[Region annotation records]
- - - -
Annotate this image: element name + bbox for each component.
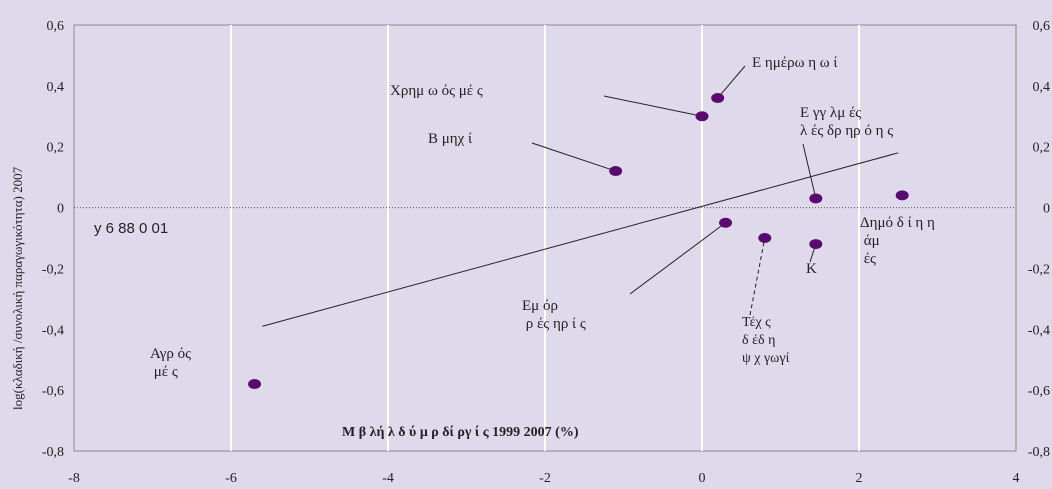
y-tick-label-right: -0,6: [1028, 384, 1050, 399]
y-tick-label-right: -0,4: [1028, 323, 1050, 338]
data-point: [809, 239, 823, 250]
y-ticks-right: -0,8 -0,6 -0,4 -0,2 0 0,2 0,4 0,6: [1028, 19, 1050, 460]
leader-line: [802, 143, 817, 199]
y-tick-label-right: 0,4: [1033, 80, 1051, 95]
x-axis-label: Μ β λή λ δ ύ μ ρ δί ργ ί ς 1999 2007 (%): [342, 425, 579, 440]
data-point: [895, 190, 909, 201]
trend-line: [262, 152, 899, 327]
annotation-manufacturing: Β μηχ ί: [428, 131, 473, 147]
leader-line: [531, 142, 616, 172]
data-point: [758, 233, 772, 243]
annotation-agricultural: Αγρ ός μέ ς: [150, 346, 192, 380]
y-tick-label-left: -0,6: [42, 384, 64, 399]
x-tick-label: -2: [539, 471, 551, 486]
x-tick-label: -6: [225, 471, 237, 486]
leader-line: [749, 237, 766, 316]
data-points: [248, 93, 909, 390]
y-axis-label: log(κλαδική /συνολική παραγωγικότητα) 20…: [10, 166, 25, 410]
y-tick-label-left: -0,4: [42, 323, 64, 338]
y-tick-label-right: 0,6: [1033, 19, 1051, 34]
y-tick-label-left: 0,6: [47, 19, 65, 34]
x-tick-label: -8: [68, 471, 80, 486]
y-tick-label-right: -0,8: [1028, 445, 1050, 460]
data-point: [711, 93, 725, 104]
annotation-financial: Χρημ ω ός μέ ς: [390, 83, 483, 99]
data-point: [719, 217, 733, 228]
y-ticks-left: -0,8 -0,6 -0,4 -0,2 0 0,2 0,4 0,6: [42, 19, 64, 460]
x-tick-label: 0: [699, 471, 706, 486]
annotation-business-services: Ε γγ λμ ές λ ές δρ ηρ ό η ς: [800, 105, 894, 139]
data-point: [248, 379, 262, 390]
y-tick-label-right: -0,2: [1028, 262, 1050, 277]
x-tick-label: -4: [382, 471, 394, 486]
y-tick-label-left: 0,4: [47, 80, 65, 95]
x-tick-label: 2: [856, 471, 863, 486]
y-tick-label-left: -0,2: [42, 262, 64, 277]
annotation-trade: Εμ όρ ρ ές ηρ ί ς: [522, 298, 586, 332]
annotation-public-administration: Δημό δ ί η η άμ ές: [860, 215, 935, 267]
regression-equation: y 6 88 0 01: [94, 220, 169, 237]
x-ticks: -8 -6 -4 -2 0 2 4: [68, 471, 1019, 486]
grid: [230, 25, 860, 451]
leader-lines: [531, 65, 817, 316]
y-tick-label-right: 0: [1043, 202, 1050, 217]
data-point: [809, 193, 823, 204]
data-point: [695, 111, 709, 122]
y-tick-label-left: -0,8: [42, 445, 64, 460]
y-tick-label-right: 0,2: [1033, 141, 1051, 156]
annotation-construction: Κ: [806, 261, 817, 277]
x-tick-label: 4: [1013, 471, 1020, 486]
leader-line: [629, 222, 726, 295]
y-tick-label-left: 0: [57, 202, 64, 217]
y-tick-label-left: 0,2: [47, 141, 65, 156]
annotation-arts-recreation: Τέχ ς δ έδ η ψ χ γωγί: [742, 315, 790, 366]
annotation-utilities: Ε ημέρω η ω ί: [752, 55, 838, 71]
leader-line: [603, 95, 703, 117]
data-point: [609, 166, 623, 177]
leader-line: [717, 65, 746, 99]
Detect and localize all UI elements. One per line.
- - - -
● **Task description**
Copy every item above word for word, character for character. Leave out the pictures.

● **Reply to the exercise**
Annotate this image: element name + bbox for each component.
y-tick-label-right: -0,6: [1028, 384, 1050, 399]
y-tick-label-right: -0,4: [1028, 323, 1050, 338]
data-point: [809, 239, 823, 250]
y-ticks-right: -0,8 -0,6 -0,4 -0,2 0 0,2 0,4 0,6: [1028, 19, 1050, 460]
leader-line: [802, 143, 817, 199]
y-tick-label-right: 0,4: [1033, 80, 1051, 95]
x-axis-label: Μ β λή λ δ ύ μ ρ δί ργ ί ς 1999 2007 (%): [342, 425, 579, 440]
data-point: [895, 190, 909, 201]
trend-line: [262, 152, 899, 327]
annotation-manufacturing: Β μηχ ί: [428, 131, 473, 147]
leader-line: [531, 142, 616, 172]
data-point: [758, 233, 772, 243]
annotation-agricultural: Αγρ ός μέ ς: [150, 346, 192, 380]
y-tick-label-left: -0,6: [42, 384, 64, 399]
x-tick-label: -2: [539, 471, 551, 486]
x-tick-label: -6: [225, 471, 237, 486]
leader-line: [749, 237, 766, 316]
data-points: [248, 93, 909, 390]
y-axis-label: log(κλαδική /συνολική παραγωγικότητα) 20…: [10, 166, 25, 410]
y-tick-label-left: -0,4: [42, 323, 64, 338]
y-tick-label-right: 0,6: [1033, 19, 1051, 34]
y-tick-label-left: 0,6: [47, 19, 65, 34]
x-tick-label: -8: [68, 471, 80, 486]
y-tick-label-right: -0,8: [1028, 445, 1050, 460]
data-point: [711, 93, 725, 104]
annotation-financial: Χρημ ω ός μέ ς: [390, 83, 483, 99]
data-point: [719, 217, 733, 228]
y-ticks-left: -0,8 -0,6 -0,4 -0,2 0 0,2 0,4 0,6: [42, 19, 64, 460]
x-tick-label: 0: [699, 471, 706, 486]
annotation-business-services: Ε γγ λμ ές λ ές δρ ηρ ό η ς: [800, 105, 894, 139]
data-point: [248, 379, 262, 390]
y-tick-label-right: -0,2: [1028, 262, 1050, 277]
x-tick-label: -4: [382, 471, 394, 486]
y-tick-label-left: 0,4: [47, 80, 65, 95]
x-tick-label: 2: [856, 471, 863, 486]
y-tick-label-left: -0,2: [42, 262, 64, 277]
annotation-trade: Εμ όρ ρ ές ηρ ί ς: [522, 298, 586, 332]
annotation-public-administration: Δημό δ ί η η άμ ές: [860, 215, 935, 267]
regression-equation: y 6 88 0 01: [94, 220, 169, 237]
x-ticks: -8 -6 -4 -2 0 2 4: [68, 471, 1019, 486]
grid: [230, 25, 860, 451]
leader-lines: [531, 65, 817, 316]
y-tick-label-right: 0: [1043, 202, 1050, 217]
data-point: [809, 193, 823, 204]
data-point: [695, 111, 709, 122]
y-tick-label-left: -0,8: [42, 445, 64, 460]
y-tick-label-right: 0,2: [1033, 141, 1051, 156]
annotation-construction: Κ: [806, 261, 817, 277]
x-tick-label: 4: [1013, 471, 1020, 486]
leader-line: [629, 222, 726, 295]
y-tick-label-left: 0: [57, 202, 64, 217]
y-tick-label-left: 0,2: [47, 141, 65, 156]
annotation-arts-recreation: Τέχ ς δ έδ η ψ χ γωγί: [742, 315, 790, 366]
annotation-utilities: Ε ημέρω η ω ί: [752, 55, 838, 71]
leader-line: [603, 95, 703, 117]
data-point: [609, 166, 623, 177]
leader-line: [717, 65, 746, 99]
Detect and localize all UI elements. One per line.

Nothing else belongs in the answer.